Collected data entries
= = =
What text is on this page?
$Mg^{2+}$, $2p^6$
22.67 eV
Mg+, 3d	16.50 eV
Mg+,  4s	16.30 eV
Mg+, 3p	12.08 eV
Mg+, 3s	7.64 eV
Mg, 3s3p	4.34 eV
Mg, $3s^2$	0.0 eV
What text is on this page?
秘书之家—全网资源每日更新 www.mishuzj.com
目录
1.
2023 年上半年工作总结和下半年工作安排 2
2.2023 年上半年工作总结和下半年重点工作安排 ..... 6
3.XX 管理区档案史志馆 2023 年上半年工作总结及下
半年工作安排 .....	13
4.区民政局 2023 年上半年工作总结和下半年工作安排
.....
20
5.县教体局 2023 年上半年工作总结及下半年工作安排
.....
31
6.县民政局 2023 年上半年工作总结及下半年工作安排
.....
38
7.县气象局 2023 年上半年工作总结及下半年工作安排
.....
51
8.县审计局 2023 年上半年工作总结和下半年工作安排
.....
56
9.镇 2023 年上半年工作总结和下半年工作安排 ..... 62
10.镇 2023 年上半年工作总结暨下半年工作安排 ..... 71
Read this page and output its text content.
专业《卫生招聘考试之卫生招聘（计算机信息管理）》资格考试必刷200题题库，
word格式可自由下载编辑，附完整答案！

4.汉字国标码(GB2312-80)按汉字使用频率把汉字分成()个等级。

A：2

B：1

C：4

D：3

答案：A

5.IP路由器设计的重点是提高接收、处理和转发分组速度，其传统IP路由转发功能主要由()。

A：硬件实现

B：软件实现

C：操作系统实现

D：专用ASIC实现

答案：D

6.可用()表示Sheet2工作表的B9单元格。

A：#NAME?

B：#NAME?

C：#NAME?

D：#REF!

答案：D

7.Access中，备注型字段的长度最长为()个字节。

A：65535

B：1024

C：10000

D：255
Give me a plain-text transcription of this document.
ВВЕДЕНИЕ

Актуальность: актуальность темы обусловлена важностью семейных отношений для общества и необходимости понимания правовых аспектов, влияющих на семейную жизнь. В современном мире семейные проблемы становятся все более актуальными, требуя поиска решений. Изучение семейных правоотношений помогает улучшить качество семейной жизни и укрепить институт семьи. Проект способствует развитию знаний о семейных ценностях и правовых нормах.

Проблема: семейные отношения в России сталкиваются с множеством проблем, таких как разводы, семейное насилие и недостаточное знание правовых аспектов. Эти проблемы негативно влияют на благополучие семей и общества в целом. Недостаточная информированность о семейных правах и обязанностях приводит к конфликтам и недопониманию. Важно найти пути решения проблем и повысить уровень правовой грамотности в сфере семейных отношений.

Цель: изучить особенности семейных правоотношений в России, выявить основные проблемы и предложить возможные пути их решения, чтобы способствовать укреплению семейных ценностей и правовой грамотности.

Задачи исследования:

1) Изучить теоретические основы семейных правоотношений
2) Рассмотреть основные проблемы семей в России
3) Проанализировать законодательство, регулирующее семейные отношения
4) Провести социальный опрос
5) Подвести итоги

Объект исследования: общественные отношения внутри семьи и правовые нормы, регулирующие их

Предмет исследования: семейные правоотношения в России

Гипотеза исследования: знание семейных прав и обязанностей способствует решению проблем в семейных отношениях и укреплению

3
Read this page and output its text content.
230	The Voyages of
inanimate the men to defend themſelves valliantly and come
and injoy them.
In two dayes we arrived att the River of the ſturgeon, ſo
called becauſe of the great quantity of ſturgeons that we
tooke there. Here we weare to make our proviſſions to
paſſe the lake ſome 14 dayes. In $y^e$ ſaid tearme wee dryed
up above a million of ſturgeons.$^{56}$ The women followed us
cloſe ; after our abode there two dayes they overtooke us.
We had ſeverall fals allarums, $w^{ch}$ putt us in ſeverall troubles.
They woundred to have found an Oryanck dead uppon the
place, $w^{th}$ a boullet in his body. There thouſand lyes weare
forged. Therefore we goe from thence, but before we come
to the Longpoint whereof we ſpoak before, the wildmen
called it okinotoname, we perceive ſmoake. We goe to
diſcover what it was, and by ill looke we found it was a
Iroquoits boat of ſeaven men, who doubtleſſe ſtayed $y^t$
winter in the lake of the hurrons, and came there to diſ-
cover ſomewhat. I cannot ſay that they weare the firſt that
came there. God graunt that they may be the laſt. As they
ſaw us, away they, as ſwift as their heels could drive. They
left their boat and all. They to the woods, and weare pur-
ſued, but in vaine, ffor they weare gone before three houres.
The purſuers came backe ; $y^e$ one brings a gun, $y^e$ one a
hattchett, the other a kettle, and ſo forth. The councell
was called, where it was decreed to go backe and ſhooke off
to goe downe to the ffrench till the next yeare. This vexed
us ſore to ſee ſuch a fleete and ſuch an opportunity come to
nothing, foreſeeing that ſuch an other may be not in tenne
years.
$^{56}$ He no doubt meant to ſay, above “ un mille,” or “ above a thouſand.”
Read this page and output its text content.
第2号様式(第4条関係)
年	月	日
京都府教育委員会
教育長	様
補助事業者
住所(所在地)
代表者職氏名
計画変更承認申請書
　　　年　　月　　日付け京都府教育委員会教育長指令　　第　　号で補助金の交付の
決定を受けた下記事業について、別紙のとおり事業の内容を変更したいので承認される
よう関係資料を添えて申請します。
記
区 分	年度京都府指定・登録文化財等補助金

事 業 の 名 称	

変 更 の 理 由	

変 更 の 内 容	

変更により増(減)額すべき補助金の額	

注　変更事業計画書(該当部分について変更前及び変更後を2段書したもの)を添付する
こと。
= = =
▶ What to do
Pick out each line above that includes "other" and show it.

▶ Exercise answer
hattchett, the other a kettle, and ſo forth. The councell
nothing, foreſeeing that ſuch an other may be not in tenne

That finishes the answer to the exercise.